## Written problem:
Your task is to repeat the lines below exactly, excluding any pictures they contain.

## Stored data:
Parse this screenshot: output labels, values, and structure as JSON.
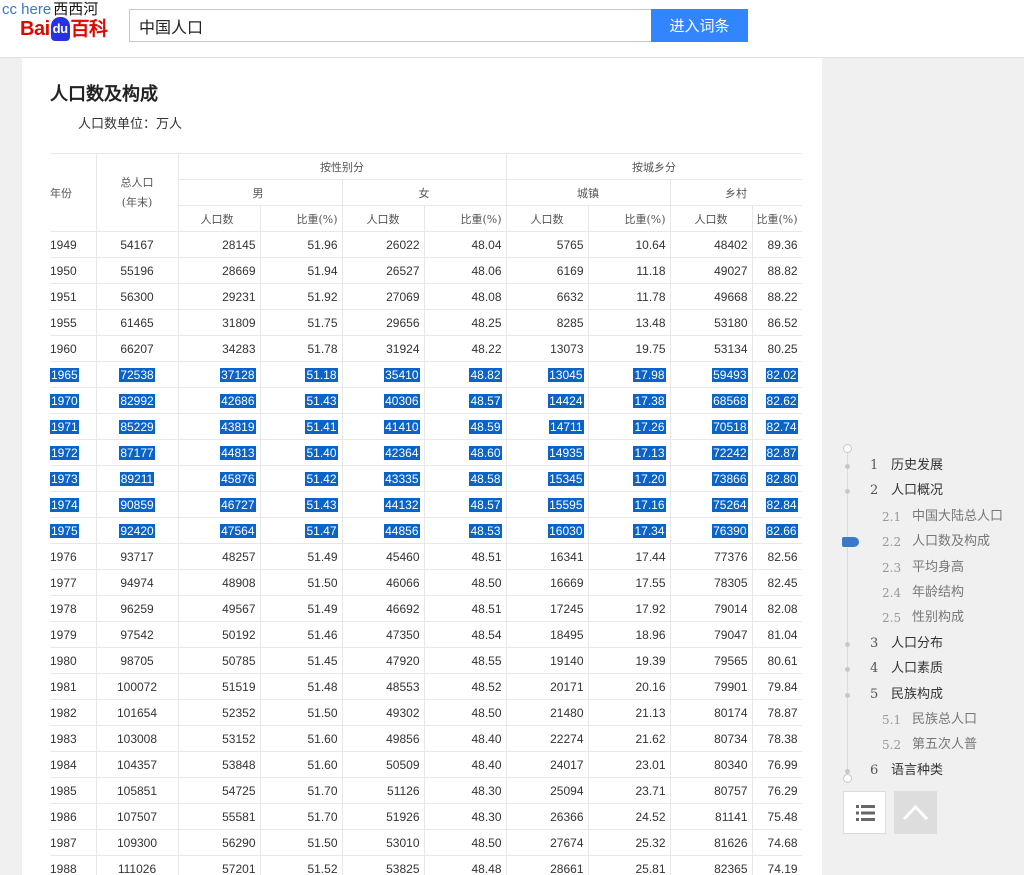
{
  "watermark": {
    "latin": "cc here",
    "cn": "西西河"
  },
  "logo": {
    "part1": "Bai",
    "paw": "du",
    "part2": "百科"
  },
  "search": {
    "value": "中国人口",
    "button": "进入词条"
  },
  "section": {
    "title": "人口数及构成",
    "unit": "人口数单位：万人"
  },
  "table": {
    "header": {
      "year": "年份",
      "total": "总人口",
      "total_sub": "(年末)",
      "by_gender": "按性别分",
      "by_area": "按城乡分",
      "male": "男",
      "female": "女",
      "urban": "城镇",
      "rural": "乡村",
      "count": "人口数",
      "ratio": "比重(%)"
    },
    "rows": [
      [
        "1949",
        "54167",
        "28145",
        "51.96",
        "26022",
        "48.04",
        "5765",
        "10.64",
        "48402",
        "89.36"
      ],
      [
        "1950",
        "55196",
        "28669",
        "51.94",
        "26527",
        "48.06",
        "6169",
        "11.18",
        "49027",
        "88.82"
      ],
      [
        "1951",
        "56300",
        "29231",
        "51.92",
        "27069",
        "48.08",
        "6632",
        "11.78",
        "49668",
        "88.22"
      ],
      [
        "1955",
        "61465",
        "31809",
        "51.75",
        "29656",
        "48.25",
        "8285",
        "13.48",
        "53180",
        "86.52"
      ],
      [
        "1960",
        "66207",
        "34283",
        "51.78",
        "31924",
        "48.22",
        "13073",
        "19.75",
        "53134",
        "80.25"
      ],
      [
        "1965",
        "72538",
        "37128",
        "51.18",
        "35410",
        "48.82",
        "13045",
        "17.98",
        "59493",
        "82.02"
      ],
      [
        "1970",
        "82992",
        "42686",
        "51.43",
        "40306",
        "48.57",
        "14424",
        "17.38",
        "68568",
        "82.62"
      ],
      [
        "1971",
        "85229",
        "43819",
        "51.41",
        "41410",
        "48.59",
        "14711",
        "17.26",
        "70518",
        "82.74"
      ],
      [
        "1972",
        "87177",
        "44813",
        "51.40",
        "42364",
        "48.60",
        "14935",
        "17.13",
        "72242",
        "82.87"
      ],
      [
        "1973",
        "89211",
        "45876",
        "51.42",
        "43335",
        "48.58",
        "15345",
        "17.20",
        "73866",
        "82.80"
      ],
      [
        "1974",
        "90859",
        "46727",
        "51.43",
        "44132",
        "48.57",
        "15595",
        "17.16",
        "75264",
        "82.84"
      ],
      [
        "1975",
        "92420",
        "47564",
        "51.47",
        "44856",
        "48.53",
        "16030",
        "17.34",
        "76390",
        "82.66"
      ],
      [
        "1976",
        "93717",
        "48257",
        "51.49",
        "45460",
        "48.51",
        "16341",
        "17.44",
        "77376",
        "82.56"
      ],
      [
        "1977",
        "94974",
        "48908",
        "51.50",
        "46066",
        "48.50",
        "16669",
        "17.55",
        "78305",
        "82.45"
      ],
      [
        "1978",
        "96259",
        "49567",
        "51.49",
        "46692",
        "48.51",
        "17245",
        "17.92",
        "79014",
        "82.08"
      ],
      [
        "1979",
        "97542",
        "50192",
        "51.46",
        "47350",
        "48.54",
        "18495",
        "18.96",
        "79047",
        "81.04"
      ],
      [
        "1980",
        "98705",
        "50785",
        "51.45",
        "47920",
        "48.55",
        "19140",
        "19.39",
        "79565",
        "80.61"
      ],
      [
        "1981",
        "100072",
        "51519",
        "51.48",
        "48553",
        "48.52",
        "20171",
        "20.16",
        "79901",
        "79.84"
      ],
      [
        "1982",
        "101654",
        "52352",
        "51.50",
        "49302",
        "48.50",
        "21480",
        "21.13",
        "80174",
        "78.87"
      ],
      [
        "1983",
        "103008",
        "53152",
        "51.60",
        "49856",
        "48.40",
        "22274",
        "21.62",
        "80734",
        "78.38"
      ],
      [
        "1984",
        "104357",
        "53848",
        "51.60",
        "50509",
        "48.40",
        "24017",
        "23.01",
        "80340",
        "76.99"
      ],
      [
        "1985",
        "105851",
        "54725",
        "51.70",
        "51126",
        "48.30",
        "25094",
        "23.71",
        "80757",
        "76.29"
      ],
      [
        "1986",
        "107507",
        "55581",
        "51.70",
        "51926",
        "48.30",
        "26366",
        "24.52",
        "81141",
        "75.48"
      ],
      [
        "1987",
        "109300",
        "56290",
        "51.50",
        "53010",
        "48.50",
        "27674",
        "25.32",
        "81626",
        "74.68"
      ],
      [
        "1988",
        "111026",
        "57201",
        "51.52",
        "53825",
        "48.48",
        "28661",
        "25.81",
        "82365",
        "74.19"
      ]
    ],
    "selected_rows": [
      5,
      6,
      7,
      8,
      9,
      10,
      11
    ]
  },
  "toc": [
    {
      "num": "1",
      "label": "历史发展",
      "level": 1
    },
    {
      "num": "2",
      "label": "人口概况",
      "level": 1
    },
    {
      "num": "2.1",
      "label": "中国大陆总人口",
      "level": 2
    },
    {
      "num": "2.2",
      "label": "人口数及构成",
      "level": 2,
      "active": true
    },
    {
      "num": "2.3",
      "label": "平均身高",
      "level": 2
    },
    {
      "num": "2.4",
      "label": "年龄结构",
      "level": 2
    },
    {
      "num": "2.5",
      "label": "性别构成",
      "level": 2
    },
    {
      "num": "3",
      "label": "人口分布",
      "level": 1
    },
    {
      "num": "4",
      "label": "人口素质",
      "level": 1
    },
    {
      "num": "5",
      "label": "民族构成",
      "level": 1
    },
    {
      "num": "5.1",
      "label": "民族总人口",
      "level": 2
    },
    {
      "num": "5.2",
      "label": "第五次人普",
      "level": 2
    },
    {
      "num": "6",
      "label": "语言种类",
      "level": 1
    }
  ],
  "icons": {
    "list": "list-icon",
    "top": "back-to-top-icon"
  },
  "colors": {
    "accent": "#3385ff",
    "selection": "#0a64c8",
    "logo_red": "#e10602",
    "logo_blue": "#2932e1"
  }
}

## Answer to this task:
Parse this screenshot: output labels, values, and structure as JSON.
{
  "watermark": {
    "latin": "cc here",
    "cn": "西西河"
  },
  "logo": {
    "part1": "Bai",
    "paw": "du",
    "part2": "百科"
  },
  "search": {
    "value": "中国人口",
    "button": "进入词条"
  },
  "section": {
    "title": "人口数及构成",
    "unit": "人口数单位：万人"
  },
  "table": {
    "header": {
      "year": "年份",
      "total": "总人口",
      "total_sub": "(年末)",
      "by_gender": "按性别分",
      "by_area": "按城乡分",
      "male": "男",
      "female": "女",
      "urban": "城镇",
      "rural": "乡村",
      "count": "人口数",
      "ratio": "比重(%)"
    },
    "rows": [
      [
        "1949",
        "54167",
        "28145",
        "51.96",
        "26022",
        "48.04",
        "5765",
        "10.64",
        "48402",
        "89.36"
      ],
      [
        "1950",
        "55196",
        "28669",
        "51.94",
        "26527",
        "48.06",
        "6169",
        "11.18",
        "49027",
        "88.82"
      ],
      [
        "1951",
        "56300",
        "29231",
        "51.92",
        "27069",
        "48.08",
        "6632",
        "11.78",
        "49668",
        "88.22"
      ],
      [
        "1955",
        "61465",
        "31809",
        "51.75",
        "29656",
        "48.25",
        "8285",
        "13.48",
        "53180",
        "86.52"
      ],
      [
        "1960",
        "66207",
        "34283",
        "51.78",
        "31924",
        "48.22",
        "13073",
        "19.75",
        "53134",
        "80.25"
      ],
      [
        "1965",
        "72538",
        "37128",
        "51.18",
        "35410",
        "48.82",
        "13045",
        "17.98",
        "59493",
        "82.02"
      ],
      [
        "1970",
        "82992",
        "42686",
        "51.43",
        "40306",
        "48.57",
        "14424",
        "17.38",
        "68568",
        "82.62"
      ],
      [
        "1971",
        "85229",
        "43819",
        "51.41",
        "41410",
        "48.59",
        "14711",
        "17.26",
        "70518",
        "82.74"
      ],
      [
        "1972",
        "87177",
        "44813",
        "51.40",
        "42364",
        "48.60",
        "14935",
        "17.13",
        "72242",
        "82.87"
      ],
      [
        "1973",
        "89211",
        "45876",
        "51.42",
        "43335",
        "48.58",
        "15345",
        "17.20",
        "73866",
        "82.80"
      ],
      [
        "1974",
        "90859",
        "46727",
        "51.43",
        "44132",
        "48.57",
        "15595",
        "17.16",
        "75264",
        "82.84"
      ],
      [
        "1975",
        "92420",
        "47564",
        "51.47",
        "44856",
        "48.53",
        "16030",
        "17.34",
        "76390",
        "82.66"
      ],
      [
        "1976",
        "93717",
        "48257",
        "51.49",
        "45460",
        "48.51",
        "16341",
        "17.44",
        "77376",
        "82.56"
      ],
      [
        "1977",
        "94974",
        "48908",
        "51.50",
        "46066",
        "48.50",
        "16669",
        "17.55",
        "78305",
        "82.45"
      ],
      [
        "1978",
        "96259",
        "49567",
        "51.49",
        "46692",
        "48.51",
        "17245",
        "17.92",
        "79014",
        "82.08"
      ],
      [
        "1979",
        "97542",
        "50192",
        "51.46",
        "47350",
        "48.54",
        "18495",
        "18.96",
        "79047",
        "81.04"
      ],
      [
        "1980",
        "98705",
        "50785",
        "51.45",
        "47920",
        "48.55",
        "19140",
        "19.39",
        "79565",
        "80.61"
      ],
      [
        "1981",
        "100072",
        "51519",
        "51.48",
        "48553",
        "48.52",
        "20171",
        "20.16",
        "79901",
        "79.84"
      ],
      [
        "1982",
        "101654",
        "52352",
        "51.50",
        "49302",
        "48.50",
        "21480",
        "21.13",
        "80174",
        "78.87"
      ],
      [
        "1983",
        "103008",
        "53152",
        "51.60",
        "49856",
        "48.40",
        "22274",
        "21.62",
        "80734",
        "78.38"
      ],
      [
        "1984",
        "104357",
        "53848",
        "51.60",
        "50509",
        "48.40",
        "24017",
        "23.01",
        "80340",
        "76.99"
      ],
      [
        "1985",
        "105851",
        "54725",
        "51.70",
        "51126",
        "48.30",
        "25094",
        "23.71",
        "80757",
        "76.29"
      ],
      [
        "1986",
        "107507",
        "55581",
        "51.70",
        "51926",
        "48.30",
        "26366",
        "24.52",
        "81141",
        "75.48"
      ],
      [
        "1987",
        "109300",
        "56290",
        "51.50",
        "53010",
        "48.50",
        "27674",
        "25.32",
        "81626",
        "74.68"
      ],
      [
        "1988",
        "111026",
        "57201",
        "51.52",
        "53825",
        "48.48",
        "28661",
        "25.81",
        "82365",
        "74.19"
      ]
    ],
    "selected_rows": [
      5,
      6,
      7,
      8,
      9,
      10,
      11
    ]
  },
  "toc": [
    {
      "num": "1",
      "label": "历史发展",
      "level": 1
    },
    {
      "num": "2",
      "label": "人口概况",
      "level": 1
    },
    {
      "num": "2.1",
      "label": "中国大陆总人口",
      "level": 2
    },
    {
      "num": "2.2",
      "label": "人口数及构成",
      "level": 2,
      "active": true
    },
    {
      "num": "2.3",
      "label": "平均身高",
      "level": 2
    },
    {
      "num": "2.4",
      "label": "年龄结构",
      "level": 2
    },
    {
      "num": "2.5",
      "label": "性别构成",
      "level": 2
    },
    {
      "num": "3",
      "label": "人口分布",
      "level": 1
    },
    {
      "num": "4",
      "label": "人口素质",
      "level": 1
    },
    {
      "num": "5",
      "label": "民族构成",
      "level": 1
    },
    {
      "num": "5.1",
      "label": "民族总人口",
      "level": 2
    },
    {
      "num": "5.2",
      "label": "第五次人普",
      "level": 2
    },
    {
      "num": "6",
      "label": "语言种类",
      "level": 1
    }
  ],
  "icons": {
    "list": "list-icon",
    "top": "back-to-top-icon"
  },
  "colors": {
    "accent": "#3385ff",
    "selection": "#0a64c8",
    "logo_red": "#e10602",
    "logo_blue": "#2932e1"
  }
}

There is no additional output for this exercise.